Copy out the listing that follows, exactly, without its pictures.

──────────────────────────────

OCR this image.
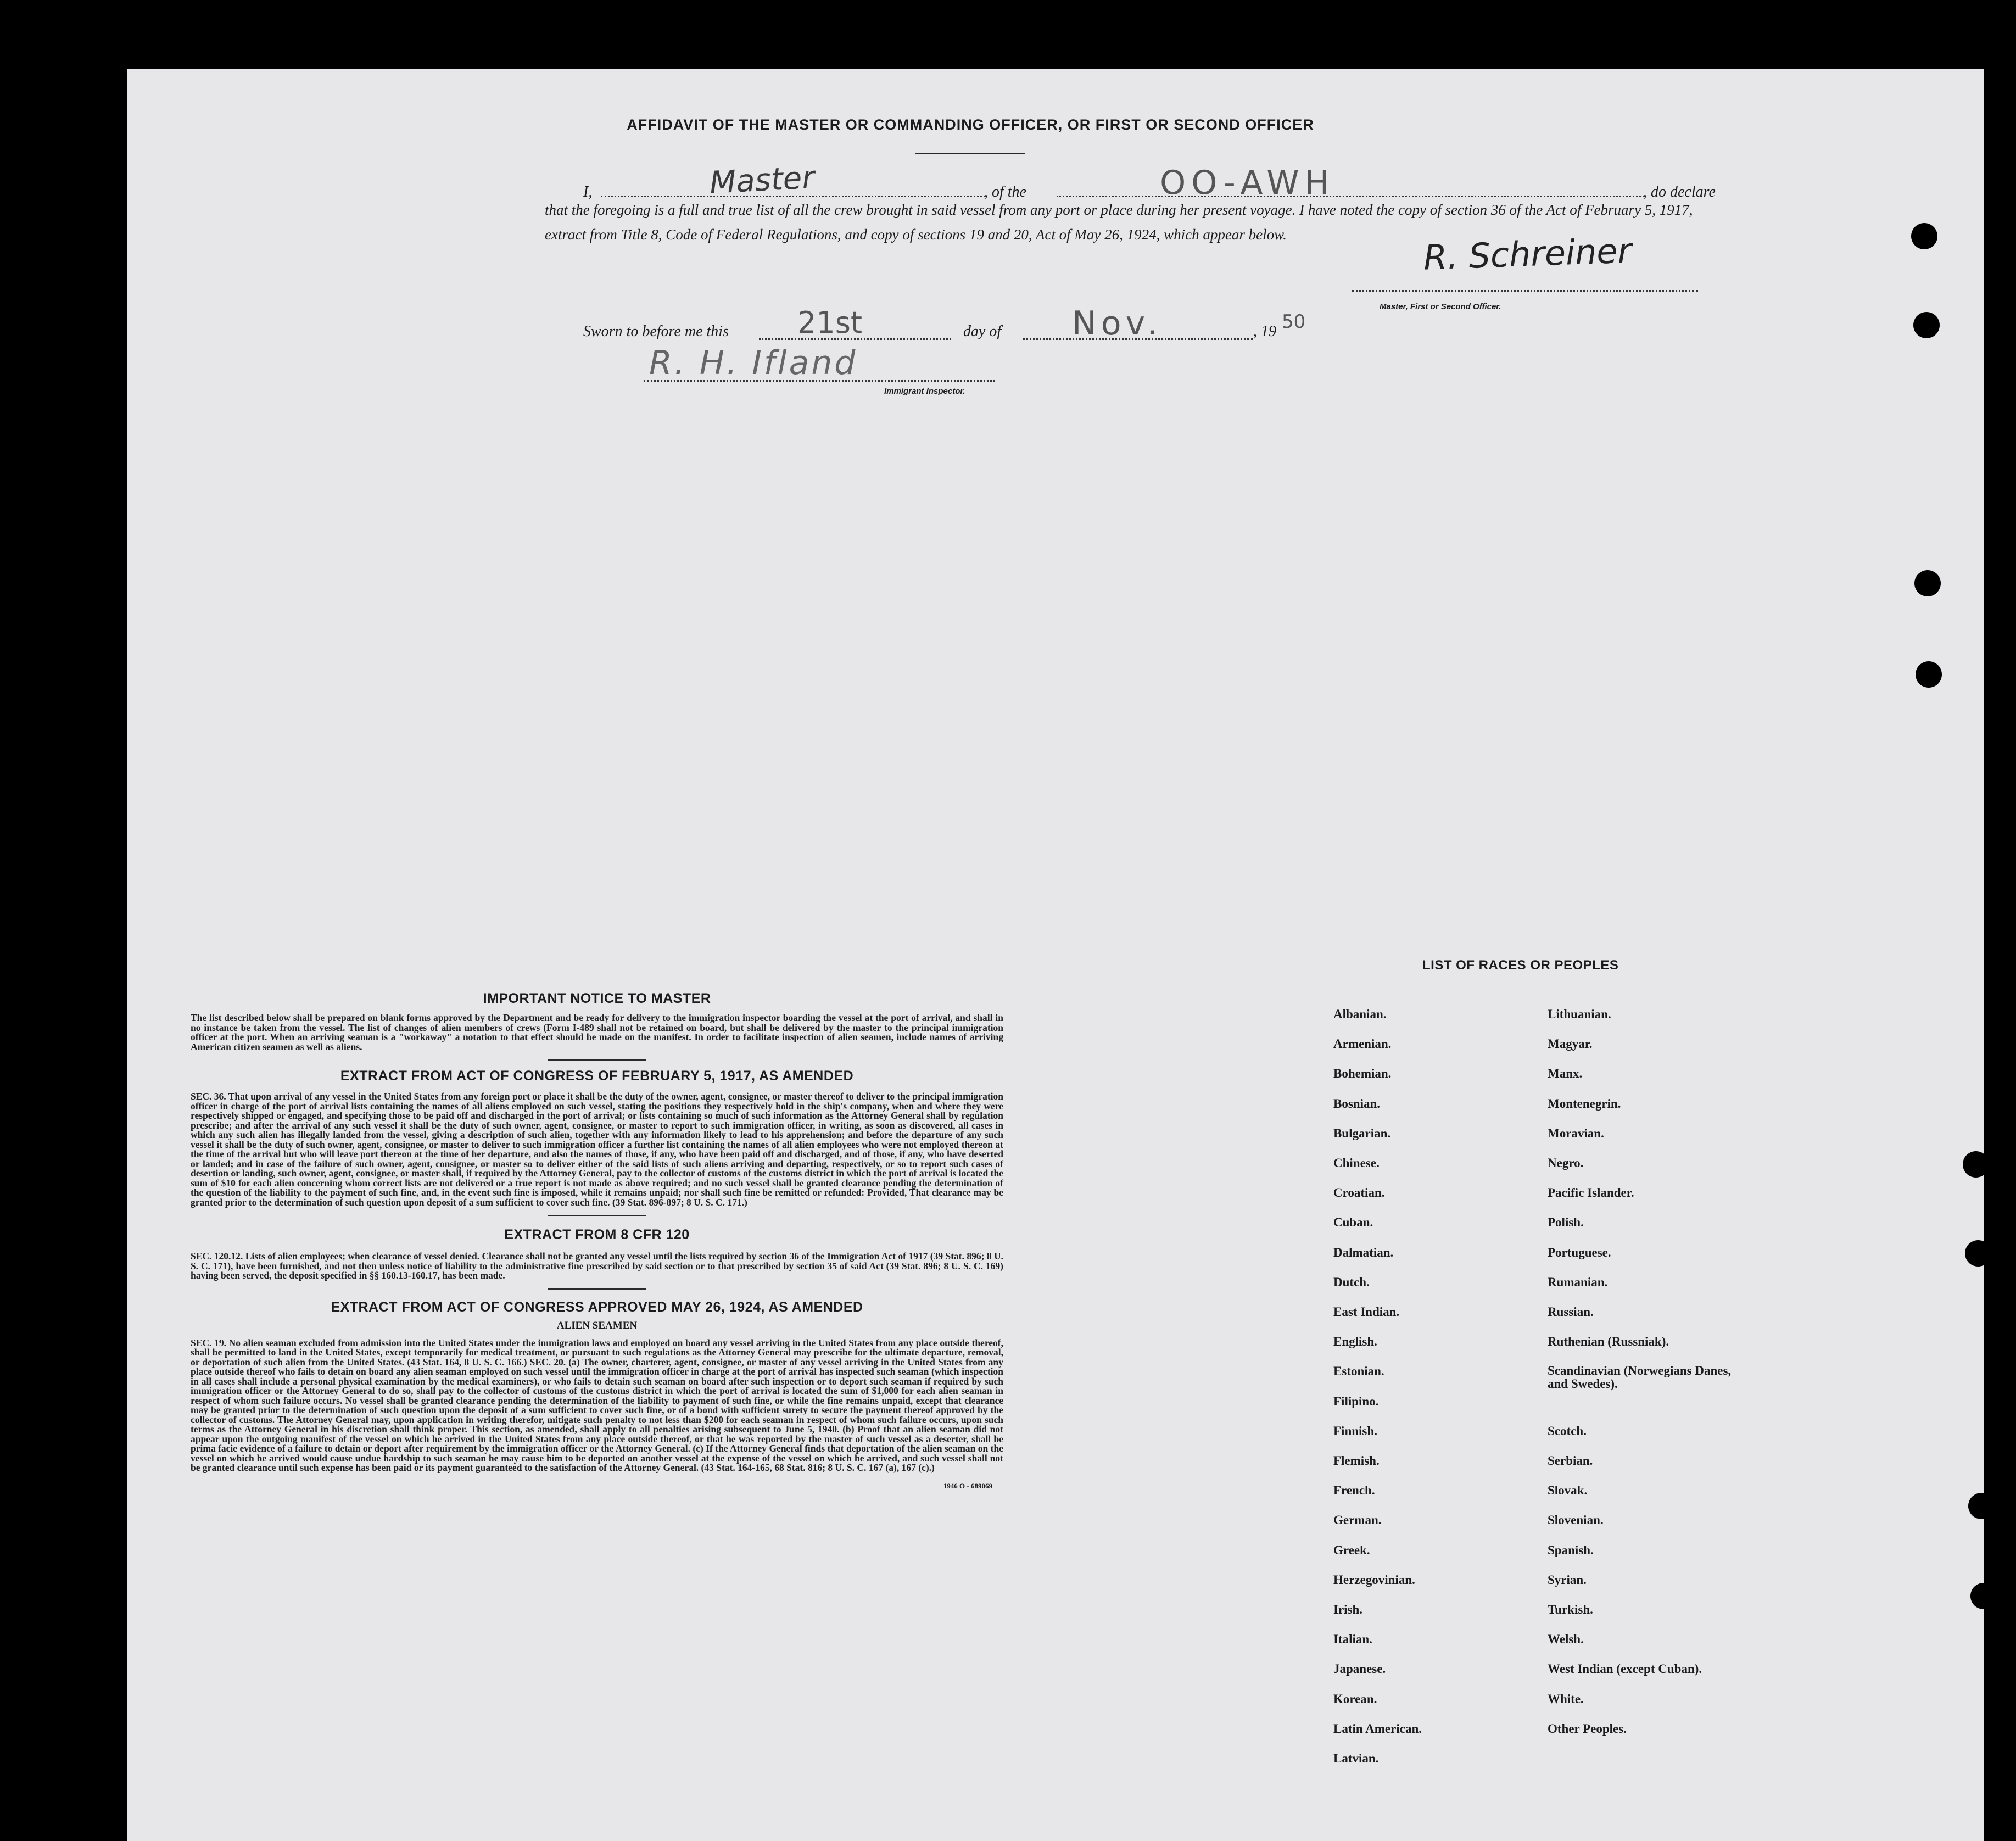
AFFIDAVIT OF THE MASTER OR COMMANDING OFFICER, OR FIRST OR SECOND OFFICER
I,	Master	, of the	OO-AWH	, do declare
that the foregoing is a full and true list of all the crew brought in said vessel from any port or place during her present voyage. I have noted the copy of section 36 of the Act of February 5, 1917, extract from Title 8, Code of Federal Regulations, and copy of sections 19 and 20, Act of May 26, 1924, which appear below.	R. Schreiner
Master, First or Second Officer.
Sworn to before me this 21st	day of Nov.	, 19 50
R. H. Ifland
Immigrant Inspector.
IMPORTANT NOTICE TO MASTER
The list described below shall be prepared on blank forms approved by the Department and be ready for delivery to the immigration inspector boarding the vessel at the port of arrival, and shall in no instance be taken from the vessel. The list of changes of alien members of crews (Form I-489 shall not be retained on board, but shall be delivered by the master to the principal immigration officer at the port. When an arriving seaman is a "workaway" a notation to that effect should be made on the manifest. In order to facilitate inspection of alien seamen, include names of arriving American citizen seamen as well as aliens.
EXTRACT FROM ACT OF CONGRESS OF FEBRUARY 5, 1917, AS AMENDED
SEC. 36. That upon arrival of any vessel in the United States from any foreign port or place it shall be the duty of the owner, agent, consignee, or master thereof to deliver to the principal immigration officer in charge of the port of arrival lists containing the names of all aliens employed on such vessel, stating the positions they respectively hold in the ship's company, when and where they were respectively shipped or engaged, and specifying those to be paid off and discharged in the port of arrival; or lists containing so much of such information as the Attorney General shall by regulation prescribe; and after the arrival of any such vessel it shall be the duty of such owner, agent, consignee, or master to report to such immigration officer, in writing, as soon as discovered, all cases in which any such alien has illegally landed from the vessel, giving a description of such alien, together with any information likely to lead to his apprehension; and before the departure of any such vessel it shall be the duty of such owner, agent, consignee, or master to deliver to such immigration officer a further list containing the names of all alien employees who were not employed thereon at the time of the arrival but who will leave port thereon at the time of her departure, and also the names of those, if any, who have been paid off and discharged, and of those, if any, who have deserted or landed; and in case of the failure of such owner, agent, consignee, or master so to deliver either of the said lists of such aliens arriving and departing, respectively, or so to report such cases of desertion or landing, such owner, agent, consignee, or master shall, if required by the Attorney General, pay to the collector of customs of the customs district in which the port of arrival is located the sum of $10 for each alien concerning whom correct lists are not delivered or a true report is not made as above required; and no such vessel shall be granted clearance pending the determination of the question of the liability to the payment of such fine, and, in the event such fine is imposed, while it remains unpaid; nor shall such fine be remitted or refunded: Provided, That clearance may be granted prior to the determination of such question upon deposit of a sum sufficient to cover such fine. (39 Stat. 896-897; 8 U. S. C. 171.)
EXTRACT FROM 8 CFR 120
SEC. 120.12. Lists of alien employees; when clearance of vessel denied. Clearance shall not be granted any vessel until the lists required by section 36 of the Immigration Act of 1917 (39 Stat. 896; 8 U. S. C. 171), have been furnished, and not then unless notice of liability to the administrative fine prescribed by said section or to that prescribed by section 35 of said Act (39 Stat. 896; 8 U. S. C. 169) having been served, the deposit specified in §§ 160.13-160.17, has been made.
EXTRACT FROM ACT OF CONGRESS APPROVED MAY 26, 1924, AS AMENDED
ALIEN SEAMEN
SEC. 19. No alien seaman excluded from admission into the United States under the immigration laws and employed on board any vessel arriving in the United States from any place outside thereof, shall be permitted to land in the United States, except temporarily for medical treatment, or pursuant to such regulations as the Attorney General may prescribe for the ultimate departure, removal, or deportation of such alien from the United States. (43 Stat. 164, 8 U. S. C. 166.) SEC. 20. (a) The owner, charterer, agent, consignee, or master of any vessel arriving in the United States from any place outside thereof who fails to detain on board any alien seaman employed on such vessel until the immigration officer in charge at the port of arrival has inspected such seaman (which inspection in all cases shall include a personal physical examination by the medical examiners), or who fails to detain such seaman on board after such inspection or to deport such seaman if required by such immigration officer or the Attorney General to do so, shall pay to the collector of customs of the customs district in which the port of arrival is located the sum of $1,000 for each alien seaman in respect of whom such failure occurs. No vessel shall be granted clearance pending the determination of the liability to payment of such fine, or while the fine remains unpaid, except that clearance may be granted prior to the determination of such question upon the deposit of a sum sufficient to cover such fine, or of a bond with sufficient surety to secure the payment thereof approved by the collector of customs. The Attorney General may, upon application in writing therefor, mitigate such penalty to not less than $200 for each seaman in respect of whom such failure occurs, upon such terms as the Attorney General in his discretion shall think proper. This section, as amended, shall apply to all penalties arising subsequent to June 5, 1940. (b) Proof that an alien seaman did not appear upon the outgoing manifest of the vessel on which he arrived in the United States from any place outside thereof, or that he was reported by the master of such vessel as a deserter, shall be prima facie evidence of a failure to detain or deport after requirement by the immigration officer or the Attorney General. (c) If the Attorney General finds that deportation of the alien seaman on the vessel on which he arrived would cause undue hardship to such seaman he may cause him to be deported on another vessel at the expense of the vessel on which he arrived, and such vessel shall not be granted clearance until such expense has been paid or its payment guaranteed to the satisfaction of the Attorney General. (43 Stat. 164-165, 68 Stat. 816; 8 U. S. C. 167 (a), 167 (c).)
1946 O - 689069
LIST OF RACES OR PEOPLES
Albanian.
Armenian.
Bohemian.
Bosnian.
Bulgarian.
Chinese.
Croatian.
Cuban.
Dalmatian.
Dutch.
East Indian.
English.
Estonian.
Filipino.
Finnish.
Flemish.
French.
German.
Greek.
Herzegovinian.
Irish.
Italian.
Japanese.
Korean.
Latin American.
Latvian.
Lithuanian.
Magyar.
Manx.
Montenegrin.
Moravian.
Negro.
Pacific Islander.
Polish.
Portuguese.
Rumanian.
Russian.
Ruthenian (Russniak).
Scandinavian (Norwegians Danes, and Swedes).
Scotch.
Serbian.
Slovak.
Slovenian.
Spanish.
Syrian.
Turkish.
Welsh.
West Indian (except Cuban).
White.
Other Peoples.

──────────────────────────────

RESPONSE =>
OCR this image.
AFFIDAVIT OF THE MASTER OR COMMANDING OFFICER, OR FIRST OR SECOND OFFICER
I,	Master	, of the	OO-AWH	, do declare
that the foregoing is a full and true list of all the crew brought in said vessel from any port or place during her present voyage. I have noted the copy of section 36 of the Act of February 5, 1917, extract from Title 8, Code of Federal Regulations, and copy of sections 19 and 20, Act of May 26, 1924, which appear below.	R. Schreiner
Master, First or Second Officer.
Sworn to before me this 21st	day of Nov.	, 19 50
R. H. Ifland
Immigrant Inspector.
IMPORTANT NOTICE TO MASTER
The list described below shall be prepared on blank forms approved by the Department and be ready for delivery to the immigration inspector boarding the vessel at the port of arrival, and shall in no instance be taken from the vessel. The list of changes of alien members of crews (Form I-489 shall not be retained on board, but shall be delivered by the master to the principal immigration officer at the port. When an arriving seaman is a "workaway" a notation to that effect should be made on the manifest. In order to facilitate inspection of alien seamen, include names of arriving American citizen seamen as well as aliens.
EXTRACT FROM ACT OF CONGRESS OF FEBRUARY 5, 1917, AS AMENDED
SEC. 36. That upon arrival of any vessel in the United States from any foreign port or place it shall be the duty of the owner, agent, consignee, or master thereof to deliver to the principal immigration officer in charge of the port of arrival lists containing the names of all aliens employed on such vessel, stating the positions they respectively hold in the ship's company, when and where they were respectively shipped or engaged, and specifying those to be paid off and discharged in the port of arrival; or lists containing so much of such information as the Attorney General shall by regulation prescribe; and after the arrival of any such vessel it shall be the duty of such owner, agent, consignee, or master to report to such immigration officer, in writing, as soon as discovered, all cases in which any such alien has illegally landed from the vessel, giving a description of such alien, together with any information likely to lead to his apprehension; and before the departure of any such vessel it shall be the duty of such owner, agent, consignee, or master to deliver to such immigration officer a further list containing the names of all alien employees who were not employed thereon at the time of the arrival but who will leave port thereon at the time of her departure, and also the names of those, if any, who have been paid off and discharged, and of those, if any, who have deserted or landed; and in case of the failure of such owner, agent, consignee, or master so to deliver either of the said lists of such aliens arriving and departing, respectively, or so to report such cases of desertion or landing, such owner, agent, consignee, or master shall, if required by the Attorney General, pay to the collector of customs of the customs district in which the port of arrival is located the sum of $10 for each alien concerning whom correct lists are not delivered or a true report is not made as above required; and no such vessel shall be granted clearance pending the determination of the question of the liability to the payment of such fine, and, in the event such fine is imposed, while it remains unpaid; nor shall such fine be remitted or refunded: Provided, That clearance may be granted prior to the determination of such question upon deposit of a sum sufficient to cover such fine. (39 Stat. 896-897; 8 U. S. C. 171.)
EXTRACT FROM 8 CFR 120
SEC. 120.12. Lists of alien employees; when clearance of vessel denied. Clearance shall not be granted any vessel until the lists required by section 36 of the Immigration Act of 1917 (39 Stat. 896; 8 U. S. C. 171), have been furnished, and not then unless notice of liability to the administrative fine prescribed by said section or to that prescribed by section 35 of said Act (39 Stat. 896; 8 U. S. C. 169) having been served, the deposit specified in §§ 160.13-160.17, has been made.
EXTRACT FROM ACT OF CONGRESS APPROVED MAY 26, 1924, AS AMENDED
ALIEN SEAMEN
SEC. 19. No alien seaman excluded from admission into the United States under the immigration laws and employed on board any vessel arriving in the United States from any place outside thereof, shall be permitted to land in the United States, except temporarily for medical treatment, or pursuant to such regulations as the Attorney General may prescribe for the ultimate departure, removal, or deportation of such alien from the United States. (43 Stat. 164, 8 U. S. C. 166.) SEC. 20. (a) The owner, charterer, agent, consignee, or master of any vessel arriving in the United States from any place outside thereof who fails to detain on board any alien seaman employed on such vessel until the immigration officer in charge at the port of arrival has inspected such seaman (which inspection in all cases shall include a personal physical examination by the medical examiners), or who fails to detain such seaman on board after such inspection or to deport such seaman if required by such immigration officer or the Attorney General to do so, shall pay to the collector of customs of the customs district in which the port of arrival is located the sum of $1,000 for each alien seaman in respect of whom such failure occurs. No vessel shall be granted clearance pending the determination of the liability to payment of such fine, or while the fine remains unpaid, except that clearance may be granted prior to the determination of such question upon the deposit of a sum sufficient to cover such fine, or of a bond with sufficient surety to secure the payment thereof approved by the collector of customs. The Attorney General may, upon application in writing therefor, mitigate such penalty to not less than $200 for each seaman in respect of whom such failure occurs, upon such terms as the Attorney General in his discretion shall think proper. This section, as amended, shall apply to all penalties arising subsequent to June 5, 1940. (b) Proof that an alien seaman did not appear upon the outgoing manifest of the vessel on which he arrived in the United States from any place outside thereof, or that he was reported by the master of such vessel as a deserter, shall be prima facie evidence of a failure to detain or deport after requirement by the immigration officer or the Attorney General. (c) If the Attorney General finds that deportation of the alien seaman on the vessel on which he arrived would cause undue hardship to such seaman he may cause him to be deported on another vessel at the expense of the vessel on which he arrived, and such vessel shall not be granted clearance until such expense has been paid or its payment guaranteed to the satisfaction of the Attorney General. (43 Stat. 164-165, 68 Stat. 816; 8 U. S. C. 167 (a), 167 (c).)
1946 O - 689069
LIST OF RACES OR PEOPLES
Albanian.
Armenian.
Bohemian.
Bosnian.
Bulgarian.
Chinese.
Croatian.
Cuban.
Dalmatian.
Dutch.
East Indian.
English.
Estonian.
Filipino.
Finnish.
Flemish.
French.
German.
Greek.
Herzegovinian.
Irish.
Italian.
Japanese.
Korean.
Latin American.
Latvian.
Lithuanian.
Magyar.
Manx.
Montenegrin.
Moravian.
Negro.
Pacific Islander.
Polish.
Portuguese.
Rumanian.
Russian.
Ruthenian (Russniak).
Scandinavian (Norwegians Danes, and Swedes).
Scotch.
Serbian.
Slovak.
Slovenian.
Spanish.
Syrian.
Turkish.
Welsh.
West Indian (except Cuban).
White.
Other Peoples.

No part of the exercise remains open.